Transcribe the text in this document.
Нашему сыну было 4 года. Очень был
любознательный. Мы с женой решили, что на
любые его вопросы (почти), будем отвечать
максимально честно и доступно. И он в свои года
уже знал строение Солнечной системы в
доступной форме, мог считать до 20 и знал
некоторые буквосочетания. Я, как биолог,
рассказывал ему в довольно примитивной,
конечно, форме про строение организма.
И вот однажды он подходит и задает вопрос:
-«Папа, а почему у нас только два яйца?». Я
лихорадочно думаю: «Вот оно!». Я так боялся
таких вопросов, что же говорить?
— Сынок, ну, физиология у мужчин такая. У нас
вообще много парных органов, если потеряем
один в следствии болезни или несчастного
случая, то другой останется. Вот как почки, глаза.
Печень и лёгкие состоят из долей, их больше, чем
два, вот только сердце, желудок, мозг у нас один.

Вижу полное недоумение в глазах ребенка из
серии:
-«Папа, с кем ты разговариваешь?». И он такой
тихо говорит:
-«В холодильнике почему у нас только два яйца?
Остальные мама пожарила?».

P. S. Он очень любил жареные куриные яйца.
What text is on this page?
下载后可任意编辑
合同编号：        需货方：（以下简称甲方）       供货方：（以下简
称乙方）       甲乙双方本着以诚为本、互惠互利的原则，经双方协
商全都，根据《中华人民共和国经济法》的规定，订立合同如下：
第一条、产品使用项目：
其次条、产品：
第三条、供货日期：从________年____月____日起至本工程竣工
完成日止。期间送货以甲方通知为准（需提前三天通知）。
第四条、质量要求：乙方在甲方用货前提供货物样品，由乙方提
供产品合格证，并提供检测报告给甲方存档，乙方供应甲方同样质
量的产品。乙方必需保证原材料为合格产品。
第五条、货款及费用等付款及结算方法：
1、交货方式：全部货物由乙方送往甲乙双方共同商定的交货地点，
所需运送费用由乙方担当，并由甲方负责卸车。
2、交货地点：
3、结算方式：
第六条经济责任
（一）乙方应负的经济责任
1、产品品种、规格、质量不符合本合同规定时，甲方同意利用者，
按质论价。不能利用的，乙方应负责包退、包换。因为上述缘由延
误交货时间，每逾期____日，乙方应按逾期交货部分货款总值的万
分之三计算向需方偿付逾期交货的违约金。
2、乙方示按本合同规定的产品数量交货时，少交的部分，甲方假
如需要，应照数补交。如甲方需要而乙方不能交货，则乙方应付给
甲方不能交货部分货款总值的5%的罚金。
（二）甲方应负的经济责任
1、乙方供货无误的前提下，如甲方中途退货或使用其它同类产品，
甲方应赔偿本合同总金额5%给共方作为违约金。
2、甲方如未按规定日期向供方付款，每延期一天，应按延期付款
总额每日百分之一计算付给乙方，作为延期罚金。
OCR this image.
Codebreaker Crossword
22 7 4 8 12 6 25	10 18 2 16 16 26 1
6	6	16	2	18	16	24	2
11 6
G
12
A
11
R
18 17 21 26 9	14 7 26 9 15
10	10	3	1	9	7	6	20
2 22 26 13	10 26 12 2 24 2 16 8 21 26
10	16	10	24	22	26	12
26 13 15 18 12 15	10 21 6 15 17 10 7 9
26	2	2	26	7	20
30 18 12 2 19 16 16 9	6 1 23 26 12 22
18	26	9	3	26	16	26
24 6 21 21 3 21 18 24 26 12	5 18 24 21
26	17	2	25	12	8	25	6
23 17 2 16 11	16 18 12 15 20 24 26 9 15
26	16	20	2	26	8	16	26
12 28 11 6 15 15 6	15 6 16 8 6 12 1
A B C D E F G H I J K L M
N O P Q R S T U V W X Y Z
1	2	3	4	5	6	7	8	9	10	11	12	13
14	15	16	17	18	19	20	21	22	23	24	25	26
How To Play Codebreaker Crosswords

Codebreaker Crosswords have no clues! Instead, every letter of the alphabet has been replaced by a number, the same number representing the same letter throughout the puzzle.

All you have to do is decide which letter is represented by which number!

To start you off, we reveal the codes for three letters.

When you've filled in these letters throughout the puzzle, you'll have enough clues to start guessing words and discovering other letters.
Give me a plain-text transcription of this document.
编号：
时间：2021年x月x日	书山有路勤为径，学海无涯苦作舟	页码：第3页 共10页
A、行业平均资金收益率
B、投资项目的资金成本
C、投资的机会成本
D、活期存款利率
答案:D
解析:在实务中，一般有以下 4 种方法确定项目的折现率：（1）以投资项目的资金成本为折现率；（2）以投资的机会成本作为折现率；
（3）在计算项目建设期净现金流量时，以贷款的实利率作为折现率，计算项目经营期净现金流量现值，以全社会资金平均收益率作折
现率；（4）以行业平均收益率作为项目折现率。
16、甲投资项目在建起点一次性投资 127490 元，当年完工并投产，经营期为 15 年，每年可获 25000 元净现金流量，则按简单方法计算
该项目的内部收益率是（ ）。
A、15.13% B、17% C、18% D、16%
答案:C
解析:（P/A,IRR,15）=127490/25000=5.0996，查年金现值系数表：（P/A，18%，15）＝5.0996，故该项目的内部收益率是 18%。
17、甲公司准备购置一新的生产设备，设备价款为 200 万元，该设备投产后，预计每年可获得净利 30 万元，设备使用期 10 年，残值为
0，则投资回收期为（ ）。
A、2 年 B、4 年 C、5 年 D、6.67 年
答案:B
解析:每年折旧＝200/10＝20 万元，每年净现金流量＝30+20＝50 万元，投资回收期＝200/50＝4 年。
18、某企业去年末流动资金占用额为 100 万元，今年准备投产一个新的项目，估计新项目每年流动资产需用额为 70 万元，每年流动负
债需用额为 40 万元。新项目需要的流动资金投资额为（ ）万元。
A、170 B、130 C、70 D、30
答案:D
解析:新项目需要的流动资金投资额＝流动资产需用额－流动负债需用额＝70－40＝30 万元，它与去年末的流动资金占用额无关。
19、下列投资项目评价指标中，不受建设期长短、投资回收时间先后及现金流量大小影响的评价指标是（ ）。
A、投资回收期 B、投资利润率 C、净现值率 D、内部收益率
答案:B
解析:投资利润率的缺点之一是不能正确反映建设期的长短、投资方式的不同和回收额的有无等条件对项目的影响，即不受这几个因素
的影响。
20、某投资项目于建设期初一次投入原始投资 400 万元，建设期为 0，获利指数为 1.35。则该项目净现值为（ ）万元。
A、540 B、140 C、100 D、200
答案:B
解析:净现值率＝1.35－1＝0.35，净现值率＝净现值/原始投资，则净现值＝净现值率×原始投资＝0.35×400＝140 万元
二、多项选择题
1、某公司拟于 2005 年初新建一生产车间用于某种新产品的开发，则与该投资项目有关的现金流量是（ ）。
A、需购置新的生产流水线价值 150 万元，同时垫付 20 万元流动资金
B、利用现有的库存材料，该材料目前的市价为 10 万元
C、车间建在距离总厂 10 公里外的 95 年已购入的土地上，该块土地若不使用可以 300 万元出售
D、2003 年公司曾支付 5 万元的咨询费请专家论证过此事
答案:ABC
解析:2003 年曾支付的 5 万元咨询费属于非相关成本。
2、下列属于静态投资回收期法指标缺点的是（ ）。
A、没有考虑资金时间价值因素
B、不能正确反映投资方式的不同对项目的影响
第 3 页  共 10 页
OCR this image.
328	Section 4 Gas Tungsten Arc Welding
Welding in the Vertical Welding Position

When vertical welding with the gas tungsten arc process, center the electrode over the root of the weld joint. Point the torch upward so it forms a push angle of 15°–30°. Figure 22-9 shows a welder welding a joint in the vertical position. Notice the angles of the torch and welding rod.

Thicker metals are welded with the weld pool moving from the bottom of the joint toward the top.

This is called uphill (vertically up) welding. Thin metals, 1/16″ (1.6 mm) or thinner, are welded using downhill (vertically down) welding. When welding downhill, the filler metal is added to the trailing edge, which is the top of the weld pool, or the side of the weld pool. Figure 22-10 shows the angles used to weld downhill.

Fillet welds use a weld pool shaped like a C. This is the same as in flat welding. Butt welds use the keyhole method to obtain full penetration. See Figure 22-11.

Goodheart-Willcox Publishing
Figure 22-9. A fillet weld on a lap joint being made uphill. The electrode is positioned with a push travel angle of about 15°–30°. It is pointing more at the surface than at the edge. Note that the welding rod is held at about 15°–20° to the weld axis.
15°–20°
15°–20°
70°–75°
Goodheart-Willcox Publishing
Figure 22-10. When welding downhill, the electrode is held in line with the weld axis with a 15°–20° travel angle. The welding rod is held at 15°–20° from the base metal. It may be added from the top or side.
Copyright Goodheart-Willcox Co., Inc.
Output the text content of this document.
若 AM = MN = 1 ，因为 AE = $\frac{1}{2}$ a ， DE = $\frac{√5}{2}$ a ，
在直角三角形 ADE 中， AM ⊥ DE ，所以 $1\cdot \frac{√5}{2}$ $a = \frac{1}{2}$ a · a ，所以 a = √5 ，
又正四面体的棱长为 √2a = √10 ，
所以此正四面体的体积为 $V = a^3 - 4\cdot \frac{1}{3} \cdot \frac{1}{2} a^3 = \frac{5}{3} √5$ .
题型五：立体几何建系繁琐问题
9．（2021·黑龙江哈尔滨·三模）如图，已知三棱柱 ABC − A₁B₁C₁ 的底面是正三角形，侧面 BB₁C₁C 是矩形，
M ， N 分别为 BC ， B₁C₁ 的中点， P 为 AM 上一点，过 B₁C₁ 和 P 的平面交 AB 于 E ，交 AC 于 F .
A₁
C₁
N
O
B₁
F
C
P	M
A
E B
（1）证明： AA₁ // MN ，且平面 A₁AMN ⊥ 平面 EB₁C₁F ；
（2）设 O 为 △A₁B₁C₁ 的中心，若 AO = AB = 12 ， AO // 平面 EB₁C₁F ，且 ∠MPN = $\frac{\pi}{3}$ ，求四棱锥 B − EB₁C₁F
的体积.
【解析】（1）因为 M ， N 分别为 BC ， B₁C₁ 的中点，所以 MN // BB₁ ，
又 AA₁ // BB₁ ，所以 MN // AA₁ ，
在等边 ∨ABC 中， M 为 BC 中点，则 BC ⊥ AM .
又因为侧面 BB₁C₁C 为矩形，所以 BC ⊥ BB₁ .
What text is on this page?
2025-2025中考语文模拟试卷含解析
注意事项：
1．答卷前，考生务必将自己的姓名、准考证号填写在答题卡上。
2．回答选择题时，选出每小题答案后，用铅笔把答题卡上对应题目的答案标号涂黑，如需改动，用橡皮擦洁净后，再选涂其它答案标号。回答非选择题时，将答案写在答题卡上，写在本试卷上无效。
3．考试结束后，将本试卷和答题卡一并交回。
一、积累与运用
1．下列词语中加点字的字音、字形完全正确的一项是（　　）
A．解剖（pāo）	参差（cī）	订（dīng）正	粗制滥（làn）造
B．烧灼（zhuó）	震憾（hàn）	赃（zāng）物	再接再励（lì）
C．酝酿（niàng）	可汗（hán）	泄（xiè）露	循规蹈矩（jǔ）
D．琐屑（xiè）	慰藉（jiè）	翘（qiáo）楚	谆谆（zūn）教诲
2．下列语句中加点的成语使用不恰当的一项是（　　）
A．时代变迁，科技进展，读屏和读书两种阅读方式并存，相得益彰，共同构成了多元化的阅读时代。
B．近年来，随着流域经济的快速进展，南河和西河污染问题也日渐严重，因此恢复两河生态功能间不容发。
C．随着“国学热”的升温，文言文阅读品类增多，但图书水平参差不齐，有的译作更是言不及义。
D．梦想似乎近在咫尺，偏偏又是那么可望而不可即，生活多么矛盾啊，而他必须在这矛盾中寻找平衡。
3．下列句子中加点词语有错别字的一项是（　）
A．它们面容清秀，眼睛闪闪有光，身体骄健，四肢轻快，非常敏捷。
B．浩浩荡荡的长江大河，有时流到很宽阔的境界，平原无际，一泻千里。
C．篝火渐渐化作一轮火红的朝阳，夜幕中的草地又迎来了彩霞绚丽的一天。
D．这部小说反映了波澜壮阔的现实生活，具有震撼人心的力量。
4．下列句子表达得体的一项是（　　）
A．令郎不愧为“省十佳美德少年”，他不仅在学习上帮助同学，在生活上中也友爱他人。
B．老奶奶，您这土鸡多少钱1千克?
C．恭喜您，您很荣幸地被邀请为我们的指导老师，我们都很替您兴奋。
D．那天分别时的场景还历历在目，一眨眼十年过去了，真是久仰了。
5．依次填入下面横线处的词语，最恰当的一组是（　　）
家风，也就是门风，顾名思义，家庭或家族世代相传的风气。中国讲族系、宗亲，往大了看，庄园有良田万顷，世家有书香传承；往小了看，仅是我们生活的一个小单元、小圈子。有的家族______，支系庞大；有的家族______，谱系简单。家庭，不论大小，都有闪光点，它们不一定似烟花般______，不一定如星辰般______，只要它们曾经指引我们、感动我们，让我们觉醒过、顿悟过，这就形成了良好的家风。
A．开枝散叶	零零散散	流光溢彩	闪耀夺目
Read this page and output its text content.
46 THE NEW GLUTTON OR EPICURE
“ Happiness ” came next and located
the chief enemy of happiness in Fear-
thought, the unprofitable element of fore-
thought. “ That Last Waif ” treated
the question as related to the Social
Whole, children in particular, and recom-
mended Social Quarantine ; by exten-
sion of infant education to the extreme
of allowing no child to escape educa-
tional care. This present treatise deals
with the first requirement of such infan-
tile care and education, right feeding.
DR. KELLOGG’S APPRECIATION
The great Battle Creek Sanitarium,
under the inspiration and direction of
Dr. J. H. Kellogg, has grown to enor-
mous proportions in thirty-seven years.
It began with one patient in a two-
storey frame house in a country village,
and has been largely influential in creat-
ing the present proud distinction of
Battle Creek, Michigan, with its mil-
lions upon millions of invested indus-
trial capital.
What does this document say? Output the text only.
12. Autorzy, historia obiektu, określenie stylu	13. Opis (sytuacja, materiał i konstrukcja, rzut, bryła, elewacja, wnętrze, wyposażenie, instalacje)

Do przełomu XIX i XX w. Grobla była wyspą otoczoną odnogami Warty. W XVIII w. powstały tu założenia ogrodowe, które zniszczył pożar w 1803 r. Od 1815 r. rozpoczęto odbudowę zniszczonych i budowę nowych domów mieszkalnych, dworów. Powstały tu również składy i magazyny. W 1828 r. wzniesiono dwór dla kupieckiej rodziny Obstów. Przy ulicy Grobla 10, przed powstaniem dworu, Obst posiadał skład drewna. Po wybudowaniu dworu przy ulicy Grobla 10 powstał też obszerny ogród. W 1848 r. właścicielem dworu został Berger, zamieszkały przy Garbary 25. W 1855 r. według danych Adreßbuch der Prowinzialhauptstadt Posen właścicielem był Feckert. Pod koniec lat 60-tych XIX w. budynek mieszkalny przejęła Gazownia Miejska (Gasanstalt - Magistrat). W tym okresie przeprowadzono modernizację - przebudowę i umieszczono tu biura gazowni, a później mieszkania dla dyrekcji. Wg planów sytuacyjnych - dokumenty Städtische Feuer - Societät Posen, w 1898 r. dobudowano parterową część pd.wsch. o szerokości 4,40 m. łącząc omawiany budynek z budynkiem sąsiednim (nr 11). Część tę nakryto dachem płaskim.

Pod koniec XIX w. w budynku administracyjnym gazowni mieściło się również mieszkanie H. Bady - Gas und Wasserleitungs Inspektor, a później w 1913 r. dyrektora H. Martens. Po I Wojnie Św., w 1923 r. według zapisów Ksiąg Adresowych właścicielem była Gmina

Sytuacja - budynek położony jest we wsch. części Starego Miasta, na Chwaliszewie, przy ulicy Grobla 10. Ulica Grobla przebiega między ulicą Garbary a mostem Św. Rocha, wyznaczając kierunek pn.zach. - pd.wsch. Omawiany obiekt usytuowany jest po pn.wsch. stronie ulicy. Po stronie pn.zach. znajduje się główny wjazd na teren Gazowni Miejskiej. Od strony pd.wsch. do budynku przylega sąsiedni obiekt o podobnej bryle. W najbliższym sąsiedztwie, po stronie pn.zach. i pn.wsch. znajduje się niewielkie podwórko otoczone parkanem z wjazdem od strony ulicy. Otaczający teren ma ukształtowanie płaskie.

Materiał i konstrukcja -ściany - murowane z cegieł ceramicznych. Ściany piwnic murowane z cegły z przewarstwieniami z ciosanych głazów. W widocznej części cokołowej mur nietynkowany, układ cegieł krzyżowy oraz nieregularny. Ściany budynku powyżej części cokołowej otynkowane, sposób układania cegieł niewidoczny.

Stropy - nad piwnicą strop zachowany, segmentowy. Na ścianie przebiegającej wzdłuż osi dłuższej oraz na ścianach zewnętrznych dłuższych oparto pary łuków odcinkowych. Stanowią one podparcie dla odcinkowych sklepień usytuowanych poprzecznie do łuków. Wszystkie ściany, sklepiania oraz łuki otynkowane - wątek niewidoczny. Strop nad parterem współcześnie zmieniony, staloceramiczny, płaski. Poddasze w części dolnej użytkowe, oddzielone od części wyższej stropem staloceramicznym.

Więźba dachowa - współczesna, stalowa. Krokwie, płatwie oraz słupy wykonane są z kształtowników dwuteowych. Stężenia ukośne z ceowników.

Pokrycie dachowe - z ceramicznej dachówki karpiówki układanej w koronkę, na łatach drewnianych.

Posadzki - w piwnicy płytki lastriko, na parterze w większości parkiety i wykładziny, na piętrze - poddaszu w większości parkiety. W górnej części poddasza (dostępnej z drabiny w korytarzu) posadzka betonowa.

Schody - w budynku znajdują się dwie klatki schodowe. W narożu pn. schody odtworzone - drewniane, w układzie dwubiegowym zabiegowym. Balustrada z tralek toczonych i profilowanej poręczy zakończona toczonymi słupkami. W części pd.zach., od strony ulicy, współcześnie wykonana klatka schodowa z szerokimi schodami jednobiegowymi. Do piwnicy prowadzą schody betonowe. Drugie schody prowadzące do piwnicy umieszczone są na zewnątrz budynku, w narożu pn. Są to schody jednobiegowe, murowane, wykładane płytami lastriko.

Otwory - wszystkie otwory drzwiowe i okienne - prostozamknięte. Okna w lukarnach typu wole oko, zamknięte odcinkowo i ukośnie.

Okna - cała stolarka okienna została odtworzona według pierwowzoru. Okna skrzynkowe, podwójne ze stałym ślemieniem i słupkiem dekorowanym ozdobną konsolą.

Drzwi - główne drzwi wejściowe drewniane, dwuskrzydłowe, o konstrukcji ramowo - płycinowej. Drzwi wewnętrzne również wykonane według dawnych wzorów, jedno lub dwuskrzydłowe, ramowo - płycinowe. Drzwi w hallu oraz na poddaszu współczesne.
+===+
Exercise requirements: Extract all lines of the records above that include "thought".

Solution for this exercise:
thought, the unprofitable element of fore-
thought. “ That Last Waif ” treated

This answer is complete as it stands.